● Prompt
Copy the rows exactly, from the first line through the line containing "edit-addresses-label: Edit addresses", with both of those lines included.

==========

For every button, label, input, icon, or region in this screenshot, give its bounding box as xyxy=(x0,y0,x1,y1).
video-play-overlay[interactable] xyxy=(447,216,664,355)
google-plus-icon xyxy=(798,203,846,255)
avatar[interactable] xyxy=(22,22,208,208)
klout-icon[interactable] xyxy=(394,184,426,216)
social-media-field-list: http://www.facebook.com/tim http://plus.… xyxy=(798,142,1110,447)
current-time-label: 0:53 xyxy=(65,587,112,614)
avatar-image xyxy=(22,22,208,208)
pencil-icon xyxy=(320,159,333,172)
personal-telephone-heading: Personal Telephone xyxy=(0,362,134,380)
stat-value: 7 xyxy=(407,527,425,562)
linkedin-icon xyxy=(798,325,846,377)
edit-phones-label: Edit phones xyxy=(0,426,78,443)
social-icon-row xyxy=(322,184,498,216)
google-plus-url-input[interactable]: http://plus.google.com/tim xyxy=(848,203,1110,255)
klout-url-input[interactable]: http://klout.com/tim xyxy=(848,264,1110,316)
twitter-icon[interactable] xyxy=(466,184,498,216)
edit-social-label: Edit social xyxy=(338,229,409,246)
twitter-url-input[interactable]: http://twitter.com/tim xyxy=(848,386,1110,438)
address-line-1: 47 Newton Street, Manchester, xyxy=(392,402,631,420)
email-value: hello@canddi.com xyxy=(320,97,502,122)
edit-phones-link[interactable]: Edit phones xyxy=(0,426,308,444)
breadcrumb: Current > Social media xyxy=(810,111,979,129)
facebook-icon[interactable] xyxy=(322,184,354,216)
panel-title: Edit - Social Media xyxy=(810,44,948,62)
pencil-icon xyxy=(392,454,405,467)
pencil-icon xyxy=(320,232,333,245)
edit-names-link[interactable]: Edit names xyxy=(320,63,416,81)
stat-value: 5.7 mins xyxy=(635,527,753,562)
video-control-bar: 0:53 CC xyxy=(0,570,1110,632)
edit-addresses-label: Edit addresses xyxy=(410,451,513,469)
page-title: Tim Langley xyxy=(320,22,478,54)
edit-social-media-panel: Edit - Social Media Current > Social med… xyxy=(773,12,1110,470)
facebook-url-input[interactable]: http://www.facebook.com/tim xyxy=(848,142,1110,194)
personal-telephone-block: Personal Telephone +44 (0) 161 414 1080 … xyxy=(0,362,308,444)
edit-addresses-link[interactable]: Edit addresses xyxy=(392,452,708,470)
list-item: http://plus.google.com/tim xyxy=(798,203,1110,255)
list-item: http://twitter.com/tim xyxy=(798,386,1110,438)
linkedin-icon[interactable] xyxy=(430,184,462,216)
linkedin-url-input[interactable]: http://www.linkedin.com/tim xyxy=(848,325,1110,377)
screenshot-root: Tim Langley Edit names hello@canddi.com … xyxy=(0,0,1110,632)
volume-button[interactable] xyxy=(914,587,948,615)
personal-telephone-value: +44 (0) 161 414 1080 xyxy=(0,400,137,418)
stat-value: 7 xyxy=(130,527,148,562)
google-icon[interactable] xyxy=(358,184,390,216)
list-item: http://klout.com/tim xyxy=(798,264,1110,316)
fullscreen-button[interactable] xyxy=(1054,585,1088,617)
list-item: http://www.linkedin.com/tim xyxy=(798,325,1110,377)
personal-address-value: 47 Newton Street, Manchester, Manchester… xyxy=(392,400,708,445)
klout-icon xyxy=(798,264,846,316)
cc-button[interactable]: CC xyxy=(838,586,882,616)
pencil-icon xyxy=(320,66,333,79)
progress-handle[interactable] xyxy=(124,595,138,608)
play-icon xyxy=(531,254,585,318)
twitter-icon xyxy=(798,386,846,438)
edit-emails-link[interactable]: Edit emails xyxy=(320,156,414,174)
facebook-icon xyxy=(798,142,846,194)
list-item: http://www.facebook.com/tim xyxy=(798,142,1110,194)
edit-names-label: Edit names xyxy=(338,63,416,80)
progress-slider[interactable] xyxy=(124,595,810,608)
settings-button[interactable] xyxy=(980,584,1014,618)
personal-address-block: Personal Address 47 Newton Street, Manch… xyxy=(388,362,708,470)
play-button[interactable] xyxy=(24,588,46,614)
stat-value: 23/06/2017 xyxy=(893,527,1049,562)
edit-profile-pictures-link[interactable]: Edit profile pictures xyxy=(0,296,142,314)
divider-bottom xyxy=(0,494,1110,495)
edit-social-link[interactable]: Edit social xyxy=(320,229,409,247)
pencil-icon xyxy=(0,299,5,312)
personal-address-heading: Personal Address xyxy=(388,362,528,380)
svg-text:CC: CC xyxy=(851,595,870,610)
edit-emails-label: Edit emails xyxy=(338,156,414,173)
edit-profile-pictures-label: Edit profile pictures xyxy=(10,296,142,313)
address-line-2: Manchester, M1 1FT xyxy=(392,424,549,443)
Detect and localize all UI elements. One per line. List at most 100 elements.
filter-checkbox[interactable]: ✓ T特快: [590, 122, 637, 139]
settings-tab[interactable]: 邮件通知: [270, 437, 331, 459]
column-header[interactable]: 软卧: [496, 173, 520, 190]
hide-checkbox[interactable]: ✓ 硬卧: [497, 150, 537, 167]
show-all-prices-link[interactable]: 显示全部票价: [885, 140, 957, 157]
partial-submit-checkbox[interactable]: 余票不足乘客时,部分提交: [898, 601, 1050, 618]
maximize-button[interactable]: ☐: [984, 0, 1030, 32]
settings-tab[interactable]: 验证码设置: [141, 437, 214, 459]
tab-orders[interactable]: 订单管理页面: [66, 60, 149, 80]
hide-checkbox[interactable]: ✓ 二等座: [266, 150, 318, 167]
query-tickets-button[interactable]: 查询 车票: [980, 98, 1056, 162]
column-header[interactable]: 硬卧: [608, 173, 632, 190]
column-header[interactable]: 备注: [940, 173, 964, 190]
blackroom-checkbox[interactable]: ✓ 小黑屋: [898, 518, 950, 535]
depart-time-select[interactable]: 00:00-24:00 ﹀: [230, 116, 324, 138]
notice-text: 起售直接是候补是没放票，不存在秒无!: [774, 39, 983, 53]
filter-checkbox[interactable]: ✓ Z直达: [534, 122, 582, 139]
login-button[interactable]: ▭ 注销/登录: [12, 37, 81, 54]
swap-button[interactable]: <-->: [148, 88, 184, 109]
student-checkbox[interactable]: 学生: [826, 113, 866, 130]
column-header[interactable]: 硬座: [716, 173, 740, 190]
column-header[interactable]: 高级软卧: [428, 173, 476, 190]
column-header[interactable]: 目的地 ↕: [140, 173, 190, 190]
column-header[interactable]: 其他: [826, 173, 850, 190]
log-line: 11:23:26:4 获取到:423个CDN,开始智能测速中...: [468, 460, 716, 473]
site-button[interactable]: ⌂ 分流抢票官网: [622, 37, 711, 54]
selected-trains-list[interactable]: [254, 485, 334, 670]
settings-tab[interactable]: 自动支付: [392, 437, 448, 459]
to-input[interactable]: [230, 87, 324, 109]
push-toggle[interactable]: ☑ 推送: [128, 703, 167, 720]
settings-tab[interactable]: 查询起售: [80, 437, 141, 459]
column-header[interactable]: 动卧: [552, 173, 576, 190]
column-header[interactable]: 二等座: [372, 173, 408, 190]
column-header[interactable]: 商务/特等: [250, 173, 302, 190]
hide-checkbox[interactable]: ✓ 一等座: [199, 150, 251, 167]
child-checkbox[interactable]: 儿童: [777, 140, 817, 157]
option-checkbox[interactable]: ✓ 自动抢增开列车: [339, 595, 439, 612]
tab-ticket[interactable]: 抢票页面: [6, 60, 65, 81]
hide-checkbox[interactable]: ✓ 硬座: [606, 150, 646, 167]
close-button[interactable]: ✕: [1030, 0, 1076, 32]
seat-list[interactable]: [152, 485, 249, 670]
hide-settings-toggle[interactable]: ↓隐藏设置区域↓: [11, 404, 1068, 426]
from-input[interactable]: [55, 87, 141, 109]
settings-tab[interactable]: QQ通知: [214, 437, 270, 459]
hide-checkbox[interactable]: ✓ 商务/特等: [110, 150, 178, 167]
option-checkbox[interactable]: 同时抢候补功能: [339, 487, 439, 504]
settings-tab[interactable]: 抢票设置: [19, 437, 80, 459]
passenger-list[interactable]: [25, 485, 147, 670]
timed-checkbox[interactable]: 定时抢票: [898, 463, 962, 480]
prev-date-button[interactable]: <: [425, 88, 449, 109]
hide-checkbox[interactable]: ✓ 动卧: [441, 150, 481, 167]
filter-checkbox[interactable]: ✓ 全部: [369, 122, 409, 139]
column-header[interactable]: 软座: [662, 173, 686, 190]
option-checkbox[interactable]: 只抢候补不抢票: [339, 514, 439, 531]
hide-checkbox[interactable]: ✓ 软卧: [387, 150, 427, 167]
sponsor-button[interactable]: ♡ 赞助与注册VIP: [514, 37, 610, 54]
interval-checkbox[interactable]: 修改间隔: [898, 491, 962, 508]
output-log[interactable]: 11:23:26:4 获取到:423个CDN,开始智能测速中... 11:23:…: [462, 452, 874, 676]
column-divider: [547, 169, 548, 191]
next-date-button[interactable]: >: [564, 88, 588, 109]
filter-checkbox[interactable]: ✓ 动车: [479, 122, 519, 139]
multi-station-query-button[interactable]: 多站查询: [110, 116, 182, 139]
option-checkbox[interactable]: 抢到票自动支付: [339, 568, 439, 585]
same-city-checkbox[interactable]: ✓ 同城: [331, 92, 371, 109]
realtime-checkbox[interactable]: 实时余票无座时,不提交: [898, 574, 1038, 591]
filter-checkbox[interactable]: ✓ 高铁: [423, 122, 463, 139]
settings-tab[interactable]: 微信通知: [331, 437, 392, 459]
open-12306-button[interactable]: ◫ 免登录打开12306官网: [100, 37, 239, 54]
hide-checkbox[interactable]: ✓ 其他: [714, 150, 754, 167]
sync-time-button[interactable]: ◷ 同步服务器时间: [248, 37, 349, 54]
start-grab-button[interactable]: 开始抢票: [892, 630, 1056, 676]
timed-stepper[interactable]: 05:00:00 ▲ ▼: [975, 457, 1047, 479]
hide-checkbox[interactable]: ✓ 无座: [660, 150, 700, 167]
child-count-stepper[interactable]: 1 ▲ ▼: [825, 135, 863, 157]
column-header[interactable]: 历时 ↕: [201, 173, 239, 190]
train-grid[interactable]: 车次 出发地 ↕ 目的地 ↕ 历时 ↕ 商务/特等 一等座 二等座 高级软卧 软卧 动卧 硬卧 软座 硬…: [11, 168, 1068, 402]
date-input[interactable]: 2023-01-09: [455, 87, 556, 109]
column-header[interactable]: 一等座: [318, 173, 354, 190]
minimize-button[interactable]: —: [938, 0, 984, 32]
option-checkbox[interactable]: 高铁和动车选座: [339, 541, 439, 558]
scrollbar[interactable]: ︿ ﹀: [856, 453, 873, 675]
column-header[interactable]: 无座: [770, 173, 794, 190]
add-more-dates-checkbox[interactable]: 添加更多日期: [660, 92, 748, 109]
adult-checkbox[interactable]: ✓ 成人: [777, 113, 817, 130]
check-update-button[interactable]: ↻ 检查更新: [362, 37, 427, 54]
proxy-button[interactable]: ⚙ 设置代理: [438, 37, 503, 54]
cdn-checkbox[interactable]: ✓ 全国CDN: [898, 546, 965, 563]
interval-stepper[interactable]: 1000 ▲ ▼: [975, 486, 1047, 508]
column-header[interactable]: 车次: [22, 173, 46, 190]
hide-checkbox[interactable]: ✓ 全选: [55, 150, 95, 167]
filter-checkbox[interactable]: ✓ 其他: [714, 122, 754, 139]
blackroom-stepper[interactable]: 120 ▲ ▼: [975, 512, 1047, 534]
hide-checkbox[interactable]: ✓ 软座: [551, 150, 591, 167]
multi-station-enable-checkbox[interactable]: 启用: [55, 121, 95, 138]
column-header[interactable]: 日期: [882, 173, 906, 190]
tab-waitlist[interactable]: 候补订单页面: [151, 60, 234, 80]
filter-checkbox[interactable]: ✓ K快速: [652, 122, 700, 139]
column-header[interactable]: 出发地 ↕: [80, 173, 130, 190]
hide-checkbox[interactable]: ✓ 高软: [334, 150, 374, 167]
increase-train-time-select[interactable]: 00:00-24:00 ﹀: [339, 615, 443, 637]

==========

● The answer
For every button, label, input, icon, or region in this screenshot, give its bounding box as xyxy=(x0,y0,x1,y1).
video-play-overlay[interactable] xyxy=(447,216,664,355)
google-plus-icon xyxy=(798,203,846,255)
avatar[interactable] xyxy=(22,22,208,208)
klout-icon[interactable] xyxy=(394,184,426,216)
social-media-field-list: http://www.facebook.com/tim http://plus.… xyxy=(798,142,1110,447)
current-time-label: 0:53 xyxy=(65,587,112,614)
avatar-image xyxy=(22,22,208,208)
pencil-icon xyxy=(320,159,333,172)
personal-telephone-heading: Personal Telephone xyxy=(0,362,134,380)
stat-value: 7 xyxy=(407,527,425,562)
linkedin-icon xyxy=(798,325,846,377)
edit-phones-label: Edit phones xyxy=(0,426,78,443)
social-icon-row xyxy=(322,184,498,216)
google-plus-url-input[interactable]: http://plus.google.com/tim xyxy=(848,203,1110,255)
klout-url-input[interactable]: http://klout.com/tim xyxy=(848,264,1110,316)
twitter-icon[interactable] xyxy=(466,184,498,216)
edit-social-label: Edit social xyxy=(338,229,409,246)
twitter-url-input[interactable]: http://twitter.com/tim xyxy=(848,386,1110,438)
address-line-1: 47 Newton Street, Manchester, xyxy=(392,402,631,420)
email-value: hello@canddi.com xyxy=(320,97,502,122)
edit-phones-link[interactable]: Edit phones xyxy=(0,426,308,444)
breadcrumb: Current > Social media xyxy=(810,111,979,129)
facebook-icon[interactable] xyxy=(322,184,354,216)
panel-title: Edit - Social Media xyxy=(810,44,948,62)
pencil-icon xyxy=(392,454,405,467)
pencil-icon xyxy=(320,232,333,245)
edit-names-link[interactable]: Edit names xyxy=(320,63,416,81)
stat-value: 5.7 mins xyxy=(635,527,753,562)
video-control-bar: 0:53 CC xyxy=(0,570,1110,632)
edit-addresses-label: Edit addresses xyxy=(410,451,513,469)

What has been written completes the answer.